**Records for this task**
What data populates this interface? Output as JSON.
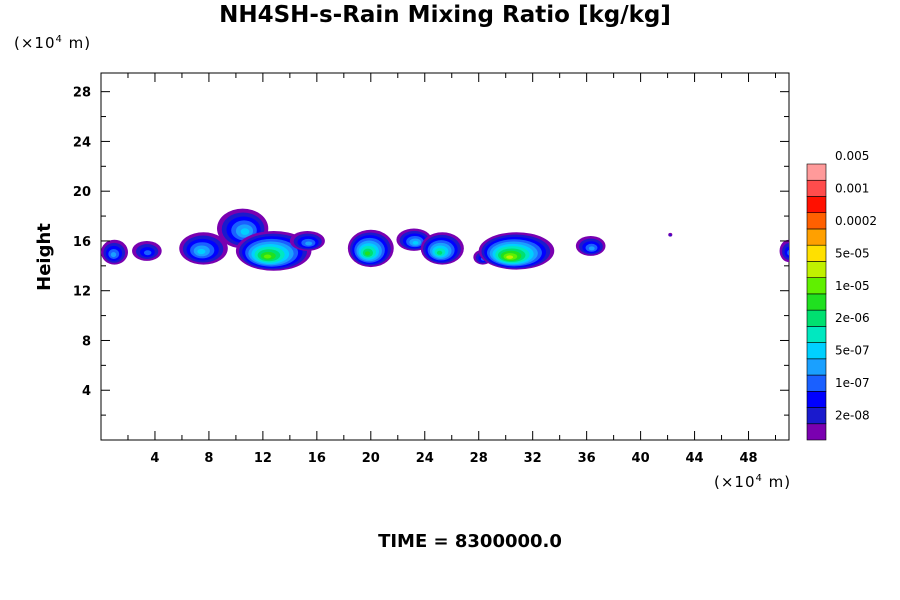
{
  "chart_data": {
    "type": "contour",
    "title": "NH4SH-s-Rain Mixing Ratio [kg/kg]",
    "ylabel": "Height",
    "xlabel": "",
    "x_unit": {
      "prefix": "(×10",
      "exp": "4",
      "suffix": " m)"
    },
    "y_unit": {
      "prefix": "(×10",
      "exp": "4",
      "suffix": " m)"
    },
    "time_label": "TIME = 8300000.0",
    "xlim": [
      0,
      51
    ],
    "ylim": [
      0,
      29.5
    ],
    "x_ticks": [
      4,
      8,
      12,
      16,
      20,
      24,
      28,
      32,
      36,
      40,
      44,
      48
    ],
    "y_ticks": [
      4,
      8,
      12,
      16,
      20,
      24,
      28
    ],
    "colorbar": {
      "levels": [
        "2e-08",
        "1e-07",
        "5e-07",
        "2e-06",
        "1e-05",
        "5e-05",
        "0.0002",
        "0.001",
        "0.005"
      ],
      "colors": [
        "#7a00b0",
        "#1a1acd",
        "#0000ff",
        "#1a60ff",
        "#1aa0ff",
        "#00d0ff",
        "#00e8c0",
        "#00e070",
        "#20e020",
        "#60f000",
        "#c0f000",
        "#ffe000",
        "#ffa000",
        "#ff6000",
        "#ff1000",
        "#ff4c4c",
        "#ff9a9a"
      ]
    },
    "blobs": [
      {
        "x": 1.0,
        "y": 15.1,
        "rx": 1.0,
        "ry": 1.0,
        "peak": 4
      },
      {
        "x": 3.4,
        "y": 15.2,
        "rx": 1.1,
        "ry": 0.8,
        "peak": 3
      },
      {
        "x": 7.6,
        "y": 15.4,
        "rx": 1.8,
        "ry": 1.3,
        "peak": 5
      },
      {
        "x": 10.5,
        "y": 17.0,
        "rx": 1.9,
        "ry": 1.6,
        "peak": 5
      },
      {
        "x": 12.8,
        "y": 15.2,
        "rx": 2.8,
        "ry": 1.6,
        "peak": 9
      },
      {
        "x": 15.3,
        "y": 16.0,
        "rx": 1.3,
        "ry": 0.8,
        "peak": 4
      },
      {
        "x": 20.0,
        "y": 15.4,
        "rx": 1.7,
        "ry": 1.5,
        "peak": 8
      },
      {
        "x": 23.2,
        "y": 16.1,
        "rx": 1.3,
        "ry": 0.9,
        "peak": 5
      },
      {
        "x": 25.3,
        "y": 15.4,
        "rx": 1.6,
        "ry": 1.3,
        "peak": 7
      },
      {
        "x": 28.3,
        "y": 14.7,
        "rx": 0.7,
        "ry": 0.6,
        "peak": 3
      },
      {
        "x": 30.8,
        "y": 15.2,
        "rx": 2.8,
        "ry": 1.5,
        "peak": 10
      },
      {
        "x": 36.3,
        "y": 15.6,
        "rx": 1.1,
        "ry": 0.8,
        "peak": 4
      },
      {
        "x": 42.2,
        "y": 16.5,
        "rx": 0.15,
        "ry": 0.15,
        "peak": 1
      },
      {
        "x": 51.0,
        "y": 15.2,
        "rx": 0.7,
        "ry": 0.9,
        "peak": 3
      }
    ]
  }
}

**Short exercise**
Repeat the data exactly in full, omitting its pictures.

**Written response**
What data populates this interface? Output as JSON.
{
  "chart_data": {
    "type": "contour",
    "title": "NH4SH-s-Rain Mixing Ratio [kg/kg]",
    "ylabel": "Height",
    "xlabel": "",
    "x_unit": {
      "prefix": "(×10",
      "exp": "4",
      "suffix": " m)"
    },
    "y_unit": {
      "prefix": "(×10",
      "exp": "4",
      "suffix": " m)"
    },
    "time_label": "TIME = 8300000.0",
    "xlim": [
      0,
      51
    ],
    "ylim": [
      0,
      29.5
    ],
    "x_ticks": [
      4,
      8,
      12,
      16,
      20,
      24,
      28,
      32,
      36,
      40,
      44,
      48
    ],
    "y_ticks": [
      4,
      8,
      12,
      16,
      20,
      24,
      28
    ],
    "colorbar": {
      "levels": [
        "2e-08",
        "1e-07",
        "5e-07",
        "2e-06",
        "1e-05",
        "5e-05",
        "0.0002",
        "0.001",
        "0.005"
      ],
      "colors": [
        "#7a00b0",
        "#1a1acd",
        "#0000ff",
        "#1a60ff",
        "#1aa0ff",
        "#00d0ff",
        "#00e8c0",
        "#00e070",
        "#20e020",
        "#60f000",
        "#c0f000",
        "#ffe000",
        "#ffa000",
        "#ff6000",
        "#ff1000",
        "#ff4c4c",
        "#ff9a9a"
      ]
    },
    "blobs": [
      {
        "x": 1.0,
        "y": 15.1,
        "rx": 1.0,
        "ry": 1.0,
        "peak": 4
      },
      {
        "x": 3.4,
        "y": 15.2,
        "rx": 1.1,
        "ry": 0.8,
        "peak": 3
      },
      {
        "x": 7.6,
        "y": 15.4,
        "rx": 1.8,
        "ry": 1.3,
        "peak": 5
      },
      {
        "x": 10.5,
        "y": 17.0,
        "rx": 1.9,
        "ry": 1.6,
        "peak": 5
      },
      {
        "x": 12.8,
        "y": 15.2,
        "rx": 2.8,
        "ry": 1.6,
        "peak": 9
      },
      {
        "x": 15.3,
        "y": 16.0,
        "rx": 1.3,
        "ry": 0.8,
        "peak": 4
      },
      {
        "x": 20.0,
        "y": 15.4,
        "rx": 1.7,
        "ry": 1.5,
        "peak": 8
      },
      {
        "x": 23.2,
        "y": 16.1,
        "rx": 1.3,
        "ry": 0.9,
        "peak": 5
      },
      {
        "x": 25.3,
        "y": 15.4,
        "rx": 1.6,
        "ry": 1.3,
        "peak": 7
      },
      {
        "x": 28.3,
        "y": 14.7,
        "rx": 0.7,
        "ry": 0.6,
        "peak": 3
      },
      {
        "x": 30.8,
        "y": 15.2,
        "rx": 2.8,
        "ry": 1.5,
        "peak": 10
      },
      {
        "x": 36.3,
        "y": 15.6,
        "rx": 1.1,
        "ry": 0.8,
        "peak": 4
      },
      {
        "x": 42.2,
        "y": 16.5,
        "rx": 0.15,
        "ry": 0.15,
        "peak": 1
      },
      {
        "x": 51.0,
        "y": 15.2,
        "rx": 0.7,
        "ry": 0.9,
        "peak": 3
      }
    ]
  }
}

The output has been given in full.